> [Görev a] Mahkeme kararındaki "Emsal Mahkeme Kararı" ifadesinden "olması amacıyla eklenmiştir." ifadesine kadar uzanan bölümün tamamını hiçbir değişiklik yapmadan yeniden yazın.

> [Verilen Metin]

Emsal Mahkeme Kararı Adana Bölge Adliye Mahkemesi 3. Hukuk Dairesi 2021/723 E. 2022/1222 K. 07.06.2022 T.

Görüntülediğiniz mahkeme kararı henüz kesinleşmemiştir. Yararlı olması amacıyla eklenmiştir.

T.C. ADANA BAM 3. HUKUK DAİRESİ Esas-Karar No: 2021/723 – 2022/1222
T.C.
ADANA
BÖLGE ADLİYE MAHKEMESİ
3. HUKUK DAİRESİ

DOSYA NO : 2021/723
KARAR NO : 2022/1222

T Ü R K M İ L L E T İ A D I N A
B Ö L G E A D L İ Y E M A H K E M E S İ K A R A R I

BAŞKAN : …
ÜYE : …
ÜYE : …
KATİP : …

İNCELENEN KARARIN
MAHKEMESİ : ADANA 3. ASLİYE TİCARET MAHKEMESİ
TARİHİ : …
NUMARASI : … Esas, … Karar

DAVACI : …
VEKİLİ : Av…
DAVALILAR : 1- …
2- …
VEKİLİ : Av…
DAVALI : 3- …
VEKİLİ : Av…
DAVALI : 4- …
VEKİLLERİ : Av…
Av…
Av…
Av…
DAVALI : 5-…

DAVA : İtirazın İptali (Haksız Eylemden Kaynaklanan Zarar Nedeniyle)

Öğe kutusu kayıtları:
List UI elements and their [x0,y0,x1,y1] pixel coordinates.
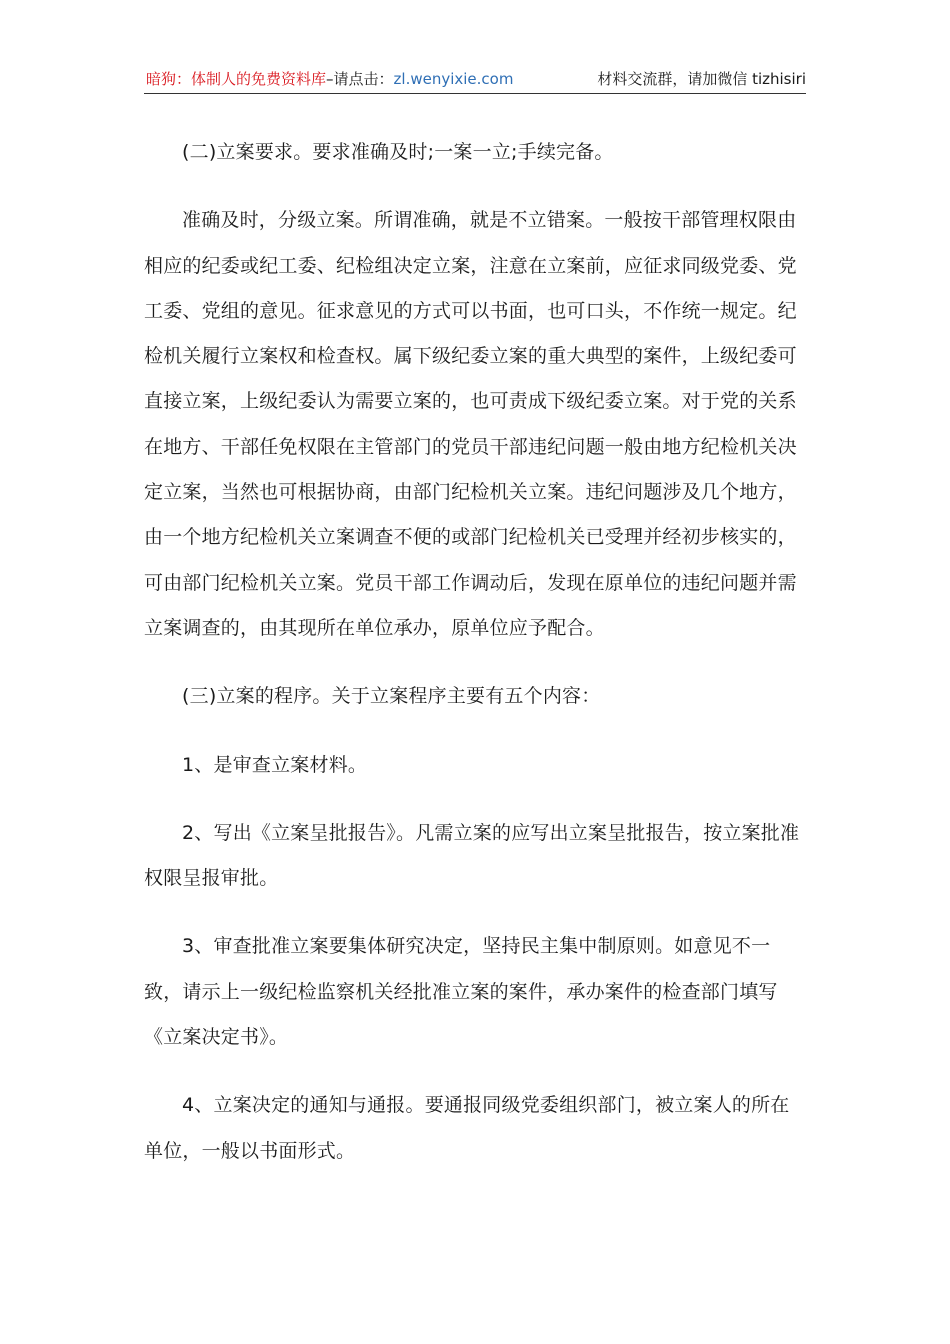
page-header [146,68,806,90]
header-click-label: –请点击： [326,70,394,88]
header-brand: 暗狗：体制人的免费资料库 [146,70,327,88]
header-divider [144,93,806,94]
paragraph: 4、立案决定的通知与通报。要通报同级党委组织部门，被立案人的所在单位，一般以书面形式。 [144,1094,790,1162]
header-url-link[interactable]: zl.wenyixie.com [393,70,514,88]
document-body [144,130,806,1197]
paragraph: 3、审查批准立案要集体研究决定，坚持民主集中制原则。如意见不一致，请示上一级纪检监察机关经批准立案的案件，承办案件的检查部门填写《立案决定书》。 [144,935,778,1049]
header-group-text: 材料交流群，请加微信 tizhisiri [597,70,806,88]
paragraph: (二)立案要求。要求准确及时;一案一立;手续完备。 [182,141,614,163]
paragraph: 1、是审查立案材料。 [182,753,368,776]
paragraph: (三)立案的程序。关于立案程序主要有五个内容： [182,685,601,708]
paragraph: 2、写出《立案呈批报告》。凡需立案的应写出立案呈批报告，按立案批准权限呈报审批。 [144,821,800,890]
paragraph: 准确及时，分级立案。所谓准确，就是不立错案。一般按干部管理权限由相应的纪委或纪工委、纪检组决定立案，注意在立案前，应征求同级党委、党工委、党组的意见。征求意见的方式可以书面，也可口头，不作统一规定。纪检机关履行立案权和检查权。属下级纪委立案的重大典型的案件，上级纪委可直接立案，上级纪委认为需要立案的，也可责成下级纪委立案。对于党的关系在地方、干部任免权限在主管部门的党员干部违纪问题一般由地方纪检机关决定立案，当然也可根据协商，由部门纪检机关立案。违纪问题涉及几个地方，由一个地方纪检机关立案调查不便的或部门纪检机关已受理并经初步核实的，可由部门纪检机关立案。党员干部工作调动后，发现在原单位的违纪问题并需立案调查的，由其现所在单位承办，原单位应予配合。 [144,209,797,639]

> [Görev b] Kayıtlarda "page-header [146,68,806,90]" ifadesini içeren satırdan kayıtların sonuna kadar, her iki uç da dahil olmak üzere tüm satırları boş olanları atlayarak bir Markdown tablosuna yerleştirin. Tablonun Sıra sütununa satır numarasını, İçerik sütununa satırın kendisini yazın.

> [Tam Yanıt a]
Emsal Mahkeme Kararı Adana Bölge Adliye Mahkemesi 3. Hukuk Dairesi 2021/723 E. 2022/1222 K. 07.06.2022 T.

Görüntülediğiniz mahkeme kararı henüz kesinleşmemiştir. Yararlı olması amacıyla eklenmiştir.

> [Tam Yanıt b]
| Sıra | İçerik |
|---|---|
| 1 | page-header [146,68,806,90] |
| 2 | header-click-label: –请点击： [326,70,394,88] |
| 3 | header-brand: 暗狗：体制人的免费资料库 [146,70,327,88] |
| 4 | header-divider [144,93,806,94] |
| 5 | paragraph: 4、立案决定的通知与通报。要通报同级党委组织部门，被立案人的所在单位，一般以书面形式。 [144,1094,790,1162] |
| 6 | header-url-link[interactable]: zl.wenyixie.com [393,70,514,88] |
| 7 | document-body [144,130,806,1197] |
| 8 | paragraph: 3、审查批准立案要集体研究决定，坚持民主集中制原则。如意见不一致，请示上一级纪检监察机关经批准立案的案件，承办案件的检查部门填写《立案决定书》。 [144,935,778,1049] |
| 9 | header-group-text: 材料交流群，请加微信 tizhisiri [597,70,806,88] |
| 10 | paragraph: (二)立案要求。要求准确及时;一案一立;手续完备。 [182,141,614,163] |
| 11 | paragraph: 1、是审查立案材料。 [182,753,368,776] |
| 12 | paragraph: (三)立案的程序。关于立案程序主要有五个内容： [182,685,601,708] |
| 13 | paragraph: 2、写出《立案呈批报告》。凡需立案的应写出立案呈批报告，按立案批准权限呈报审批。 [144,821,800,890] |
| 14 | paragraph: 准确及时，分级立案。所谓准确，就是不立错案。一般按干部管理权限由相应的纪委或纪工委、纪检组决定立案，注意在立案前，应征求同级党委、党工委、党组的意见。征求意见的方式可以书面，也可口头，不作统一规定。纪检机关履行立案权和检查权。属下级纪委立案的重大典型的案件，上级纪委可直接立案，上级纪委认为需要立案的，也可责成下级纪委立案。对于党的关系在地方、干部任免权限在主管部门的党员干部违纪问题一般由地方纪检机关决定立案，当然也可根据协商，由部门纪检机关立案。违纪问题涉及几个地方，由一个地方纪检机关立案调查不便的或部门纪检机关已受理并经初步核实的，可由部门纪检机关立案。党员干部工作调动后，发现在原单位的违纪问题并需立案调查的，由其现所在单位承办，原单位应予配合。 [144,209,797,639] |